• **Exercise**:
Transcribe all of the records word for word, but omit the pictures.

• **Entries provided**:
────────────────────

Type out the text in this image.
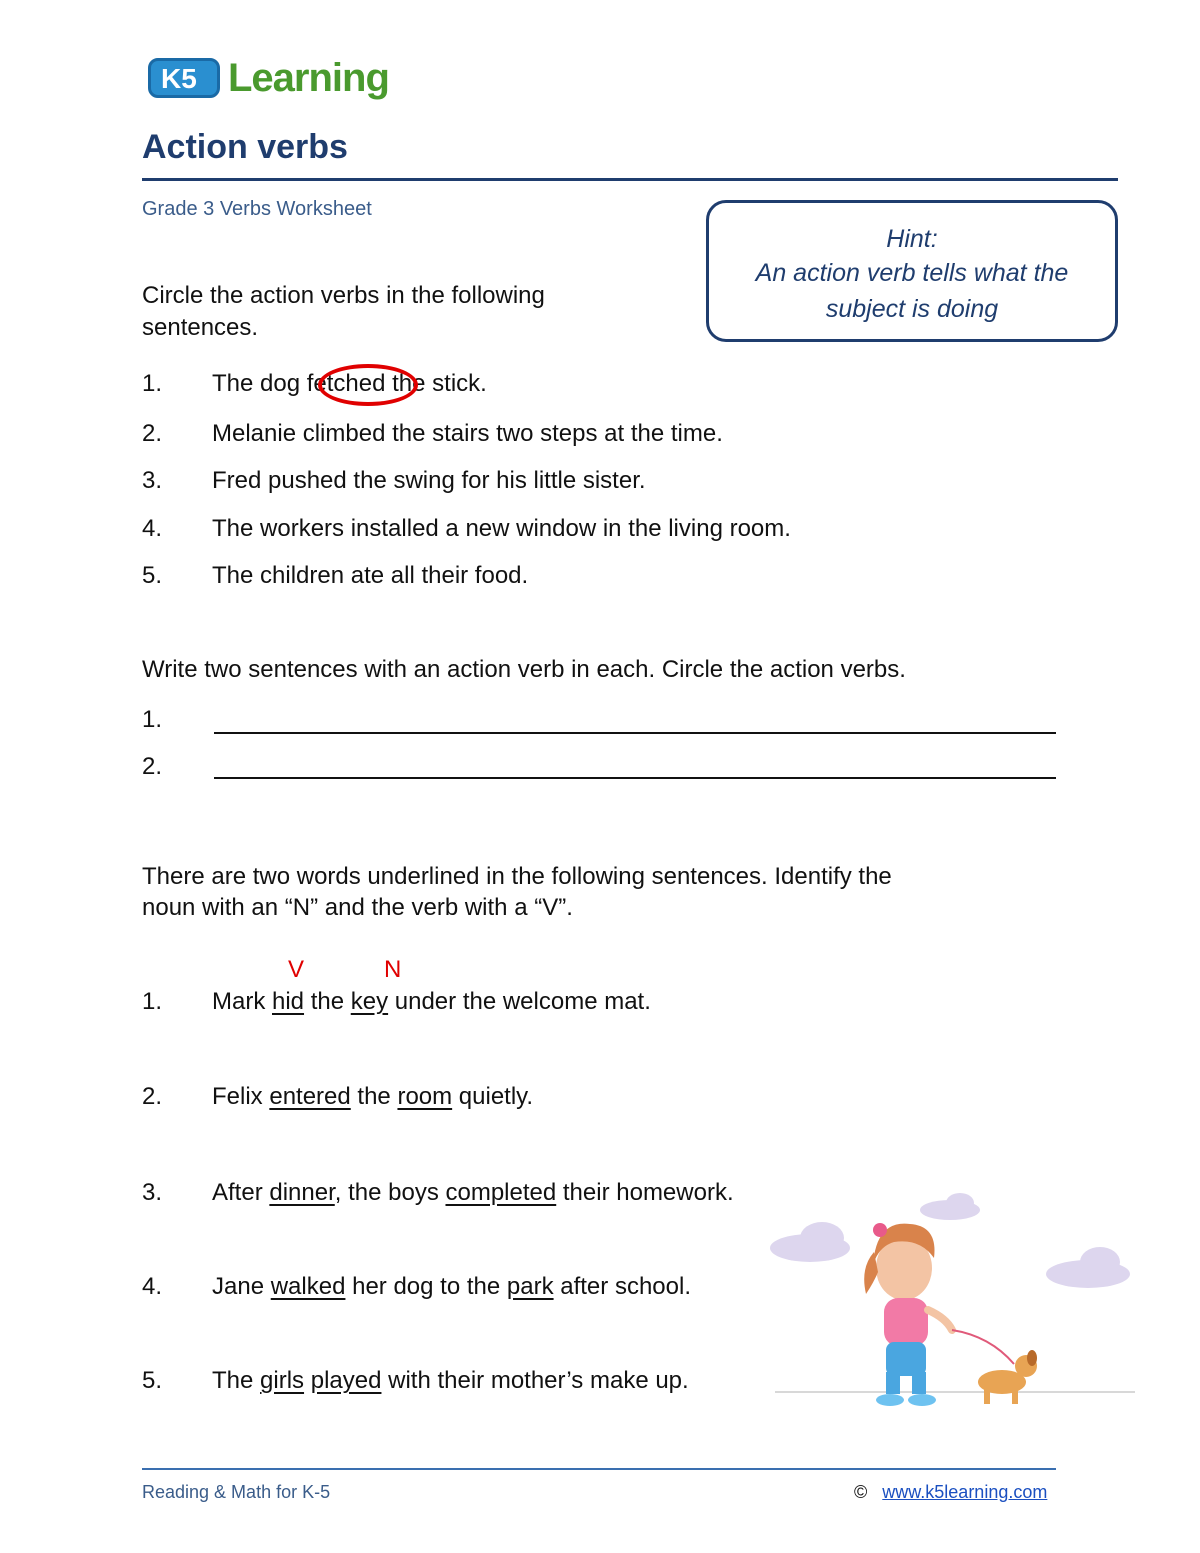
K5 Learning
Action verbs
Grade 3 Verbs Worksheet
Hint:
An action verb tells what the
subject is doing
Circle the action verbs in the following sentences.
1. The dog fetched the stick.
2. Melanie climbed the stairs two steps at the time.
3. Fred pushed the swing for his little sister.
4. The workers installed a new window in the living room.
5. The children ate all their food.
Write two sentences with an action verb in each. Circle the action verbs.
1.
2.
There are two words underlined in the following sentences. Identify the
noun with an “N” and the verb with a “V”.
V	N
1. Mark hid the key under the welcome mat.
2. Felix entered the room quietly.
3. After dinner, the boys completed their homework.
4. Jane walked her dog to the park after school.
5. The girls played with their mother’s make up.
Reading & Math for K-5	© www.k5learning.com
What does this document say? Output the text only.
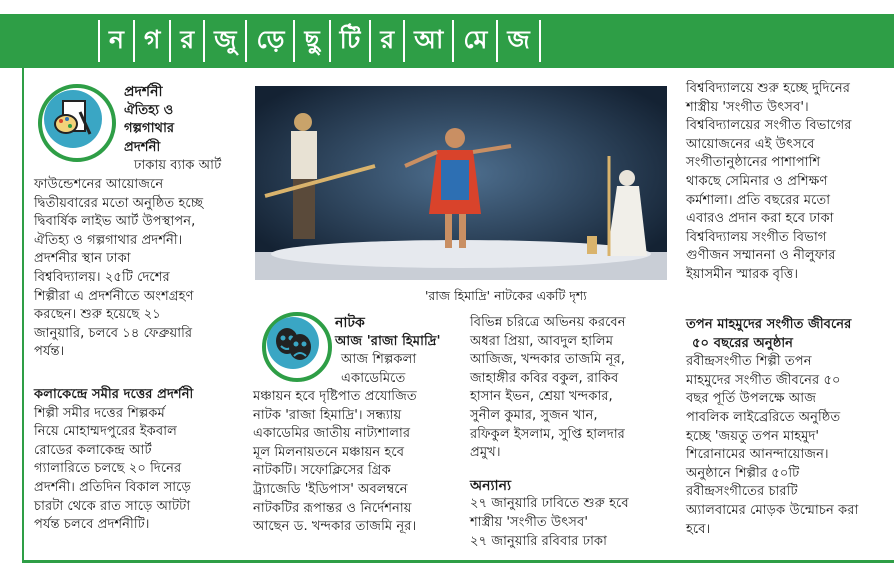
ন গ র জু ড়ে ছু টি র আ মে জ

প্রদর্শনী

ঐতিহ্য ও

গল্পগাথার

প্রদর্শনী

ঢাকায় ব্যাক আর্ট

ফাউন্ডেশনের আয়োজনে

দ্বিতীয়বারের মতো অনুষ্ঠিত হচ্ছে

দ্বিবার্ষিক লাইভ আর্ট উপস্থাপন,

ঐতিহ্য ও গল্পগাথার প্রদর্শনী।

প্রদর্শনীর স্থান ঢাকা

বিশ্ববিদ্যালয়। ২৫টি দেশের

শিল্পীরা এ প্রদর্শনীতে অংশগ্রহণ

করছেন। শুরু হয়েছে ২১

জানুয়ারি, চলবে ১৪ ফেব্রুয়ারি

পর্যন্ত।

কলাকেন্দ্রে সমীর দত্তের প্রদর্শনী

শিল্পী সমীর দত্তের শিল্পকর্ম

নিয়ে মোহাম্মদপুরের ইকবাল

রোডের কলাকেন্দ্র আর্ট

গ্যালারিতে চলছে ২০ দিনের

প্রদর্শনী। প্রতিদিন বিকাল সাড়ে

চারটা থেকে রাত সাড়ে আটটা

পর্যন্ত চলবে প্রদর্শনীটি।

'রাজ হিমাদ্রি' নাটকের একটি দৃশ্য

নাটক

আজ 'রাজা হিমাদ্রি'

আজ শিল্পকলা

একাডেমিতে

মঞ্চায়ন হবে দৃষ্টিপাত প্রযোজিত

নাটক 'রাজা হিমাদ্রি'। সন্ধ্যায়

একাডেমির জাতীয় নাট্যশালার

মূল মিলনায়তনে মঞ্চায়ন হবে

নাটকটি। সফোক্লিসের গ্রিক

ট্র্যাজেডি 'ইডিপাস' অবলম্বনে

নাটকটির রূপান্তর ও নির্দেশনায়

আছেন ড. খন্দকার তাজমি নূর।

বিভিন্ন চরিত্রে অভিনয় করবেন

অধরা প্রিয়া, আবদুল হালিম

আজিজ, খন্দকার তাজমি নূর,

জাহাঙ্গীর কবির বকুল, রাকিব

হাসান ইভন, শ্রেয়া খন্দকার,

সুনীল কুমার, সুজন খান,

রফিকুল ইসলাম, সুপ্তি হালদার

প্রমুখ।

অন্যান্য

২৭ জানুয়ারি ঢাবিতে শুরু হবে

শাস্ত্রীয় 'সংগীত উৎসব'

২৭ জানুয়ারি রবিবার ঢাকা

বিশ্ববিদ্যালয়ে শুরু হচ্ছে দুদিনের

শাস্ত্রীয় 'সংগীত উৎসব'।

বিশ্ববিদ্যালয়ের সংগীত বিভাগের

আয়োজনের এই উৎসবে

সংগীতানুষ্ঠানের পাশাপাশি

থাকছে সেমিনার ও প্রশিক্ষণ

কর্মশালা। প্রতি বছরের মতো

এবারও প্রদান করা হবে ঢাকা

বিশ্ববিদ্যালয় সংগীত বিভাগ

গুণীজন সম্মাননা ও নীলুফার

ইয়াসমীন স্মারক বৃত্তি।

তপন মাহমুদের সংগীত জীবনের

৫০ বছরের অনুষ্ঠান

রবীন্দ্রসংগীত শিল্পী তপন

মাহমুদের সংগীত জীবনের ৫০

বছর পূর্তি উপলক্ষে আজ

পাবলিক লাইব্রেরিতে অনুষ্ঠিত

হচ্ছে 'জয়তু তপন মাহমুদ'

শিরোনামের আনন্দায়োজন।

অনুষ্ঠানে শিল্পীর ৫০টি

রবীন্দ্রসংগীতের চারটি

অ্যালবামের মোড়ক উন্মোচন করা

হবে।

────────────────────

• **Final result**:
Type out the text in this image.
K5 Learning
Action verbs
Grade 3 Verbs Worksheet
Hint:
An action verb tells what the
subject is doing
Circle the action verbs in the following sentences.
1. The dog fetched the stick.
2. Melanie climbed the stairs two steps at the time.
3. Fred pushed the swing for his little sister.
4. The workers installed a new window in the living room.
5. The children ate all their food.
Write two sentences with an action verb in each. Circle the action verbs.
1.
2.
There are two words underlined in the following sentences. Identify the
noun with an “N” and the verb with a “V”.
V	N
1. Mark hid the key under the welcome mat.
2. Felix entered the room quietly.
3. After dinner, the boys completed their homework.
4. Jane walked her dog to the park after school.
5. The girls played with their mother’s make up.
Reading & Math for K-5	© www.k5learning.com
What does this document say? Output the text only.
ন গ র জু ড়ে ছু টি র আ মে জ

প্রদর্শনী

ঐতিহ্য ও

গল্পগাথার

প্রদর্শনী

ঢাকায় ব্যাক আর্ট

ফাউন্ডেশনের আয়োজনে

দ্বিতীয়বারের মতো অনুষ্ঠিত হচ্ছে

দ্বিবার্ষিক লাইভ আর্ট উপস্থাপন,

ঐতিহ্য ও গল্পগাথার প্রদর্শনী।

প্রদর্শনীর স্থান ঢাকা

বিশ্ববিদ্যালয়। ২৫টি দেশের

শিল্পীরা এ প্রদর্শনীতে অংশগ্রহণ

করছেন। শুরু হয়েছে ২১

জানুয়ারি, চলবে ১৪ ফেব্রুয়ারি

পর্যন্ত।

কলাকেন্দ্রে সমীর দত্তের প্রদর্শনী

শিল্পী সমীর দত্তের শিল্পকর্ম

নিয়ে মোহাম্মদপুরের ইকবাল

রোডের কলাকেন্দ্র আর্ট

গ্যালারিতে চলছে ২০ দিনের

প্রদর্শনী। প্রতিদিন বিকাল সাড়ে

চারটা থেকে রাত সাড়ে আটটা

পর্যন্ত চলবে প্রদর্শনীটি।

'রাজ হিমাদ্রি' নাটকের একটি দৃশ্য

নাটক

আজ 'রাজা হিমাদ্রি'

আজ শিল্পকলা

একাডেমিতে

মঞ্চায়ন হবে দৃষ্টিপাত প্রযোজিত

নাটক 'রাজা হিমাদ্রি'। সন্ধ্যায়

একাডেমির জাতীয় নাট্যশালার

মূল মিলনায়তনে মঞ্চায়ন হবে

নাটকটি। সফোক্লিসের গ্রিক

ট্র্যাজেডি 'ইডিপাস' অবলম্বনে

নাটকটির রূপান্তর ও নির্দেশনায়

আছেন ড. খন্দকার তাজমি নূর।

বিভিন্ন চরিত্রে অভিনয় করবেন

অধরা প্রিয়া, আবদুল হালিম

আজিজ, খন্দকার তাজমি নূর,

জাহাঙ্গীর কবির বকুল, রাকিব

হাসান ইভন, শ্রেয়া খন্দকার,

সুনীল কুমার, সুজন খান,

রফিকুল ইসলাম, সুপ্তি হালদার

প্রমুখ।

অন্যান্য

২৭ জানুয়ারি ঢাবিতে শুরু হবে

শাস্ত্রীয় 'সংগীত উৎসব'

২৭ জানুয়ারি রবিবার ঢাকা

বিশ্ববিদ্যালয়ে শুরু হচ্ছে দুদিনের

শাস্ত্রীয় 'সংগীত উৎসব'।

বিশ্ববিদ্যালয়ের সংগীত বিভাগের

আয়োজনের এই উৎসবে

সংগীতানুষ্ঠানের পাশাপাশি

থাকছে সেমিনার ও প্রশিক্ষণ

কর্মশালা। প্রতি বছরের মতো

এবারও প্রদান করা হবে ঢাকা

বিশ্ববিদ্যালয় সংগীত বিভাগ

গুণীজন সম্মাননা ও নীলুফার

ইয়াসমীন স্মারক বৃত্তি।

তপন মাহমুদের সংগীত জীবনের

৫০ বছরের অনুষ্ঠান

রবীন্দ্রসংগীত শিল্পী তপন

মাহমুদের সংগীত জীবনের ৫০

বছর পূর্তি উপলক্ষে আজ

পাবলিক লাইব্রেরিতে অনুষ্ঠিত

হচ্ছে 'জয়তু তপন মাহমুদ'

শিরোনামের আনন্দায়োজন।

অনুষ্ঠানে শিল্পীর ৫০টি

রবীন্দ্রসংগীতের চারটি

অ্যালবামের মোড়ক উন্মোচন করা

হবে।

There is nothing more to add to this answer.